# Start of SUPPLIED MATERIAL

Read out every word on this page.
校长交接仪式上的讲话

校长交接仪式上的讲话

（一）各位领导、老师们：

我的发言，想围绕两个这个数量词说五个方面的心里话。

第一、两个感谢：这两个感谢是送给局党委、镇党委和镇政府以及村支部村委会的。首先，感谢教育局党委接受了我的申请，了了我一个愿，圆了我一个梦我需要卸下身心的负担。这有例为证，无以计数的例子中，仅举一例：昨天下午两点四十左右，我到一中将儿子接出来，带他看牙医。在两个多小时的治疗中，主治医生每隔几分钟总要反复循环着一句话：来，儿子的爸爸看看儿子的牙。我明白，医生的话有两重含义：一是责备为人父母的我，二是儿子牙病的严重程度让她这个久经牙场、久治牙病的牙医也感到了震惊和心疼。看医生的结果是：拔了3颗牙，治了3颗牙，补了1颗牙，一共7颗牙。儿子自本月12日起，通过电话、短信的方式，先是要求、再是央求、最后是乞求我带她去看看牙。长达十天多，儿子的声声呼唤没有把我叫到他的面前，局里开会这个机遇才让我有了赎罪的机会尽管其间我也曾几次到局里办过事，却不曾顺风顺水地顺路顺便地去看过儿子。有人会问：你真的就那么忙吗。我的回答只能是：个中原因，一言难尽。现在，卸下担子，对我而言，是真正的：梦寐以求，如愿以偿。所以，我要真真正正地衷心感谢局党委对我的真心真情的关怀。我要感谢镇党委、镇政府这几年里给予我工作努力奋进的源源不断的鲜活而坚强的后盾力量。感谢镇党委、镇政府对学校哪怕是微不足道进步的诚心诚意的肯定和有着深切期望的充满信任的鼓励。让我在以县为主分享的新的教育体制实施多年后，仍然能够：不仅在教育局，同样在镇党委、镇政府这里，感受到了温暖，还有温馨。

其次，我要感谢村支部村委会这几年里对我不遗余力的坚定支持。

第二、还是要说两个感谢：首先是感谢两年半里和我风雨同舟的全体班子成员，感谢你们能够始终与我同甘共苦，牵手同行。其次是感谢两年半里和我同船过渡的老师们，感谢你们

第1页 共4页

# End of SUPPLIED MATERIAL

Please repeat the listing exactly, with nothing left out.

◆ **FINISHED TASK**:
Read out every word on this page.
校长交接仪式上的讲话

校长交接仪式上的讲话

（一）各位领导、老师们：

我的发言，想围绕两个这个数量词说五个方面的心里话。

第一、两个感谢：这两个感谢是送给局党委、镇党委和镇政府以及村支部村委会的。首先，感谢教育局党委接受了我的申请，了了我一个愿，圆了我一个梦我需要卸下身心的负担。这有例为证，无以计数的例子中，仅举一例：昨天下午两点四十左右，我到一中将儿子接出来，带他看牙医。在两个多小时的治疗中，主治医生每隔几分钟总要反复循环着一句话：来，儿子的爸爸看看儿子的牙。我明白，医生的话有两重含义：一是责备为人父母的我，二是儿子牙病的严重程度让她这个久经牙场、久治牙病的牙医也感到了震惊和心疼。看医生的结果是：拔了3颗牙，治了3颗牙，补了1颗牙，一共7颗牙。儿子自本月12日起，通过电话、短信的方式，先是要求、再是央求、最后是乞求我带她去看看牙。长达十天多，儿子的声声呼唤没有把我叫到他的面前，局里开会这个机遇才让我有了赎罪的机会尽管其间我也曾几次到局里办过事，却不曾顺风顺水地顺路顺便地去看过儿子。有人会问：你真的就那么忙吗。我的回答只能是：个中原因，一言难尽。现在，卸下担子，对我而言，是真正的：梦寐以求，如愿以偿。所以，我要真真正正地衷心感谢局党委对我的真心真情的关怀。我要感谢镇党委、镇政府这几年里给予我工作努力奋进的源源不断的鲜活而坚强的后盾力量。感谢镇党委、镇政府对学校哪怕是微不足道进步的诚心诚意的肯定和有着深切期望的充满信任的鼓励。让我在以县为主分享的新的教育体制实施多年后，仍然能够：不仅在教育局，同样在镇党委、镇政府这里，感受到了温暖，还有温馨。

其次，我要感谢村支部村委会这几年里对我不遗余力的坚定支持。

第二、还是要说两个感谢：首先是感谢两年半里和我风雨同舟的全体班子成员，感谢你们能够始终与我同甘共苦，牵手同行。其次是感谢两年半里和我同船过渡的老师们，感谢你们

第1页 共4页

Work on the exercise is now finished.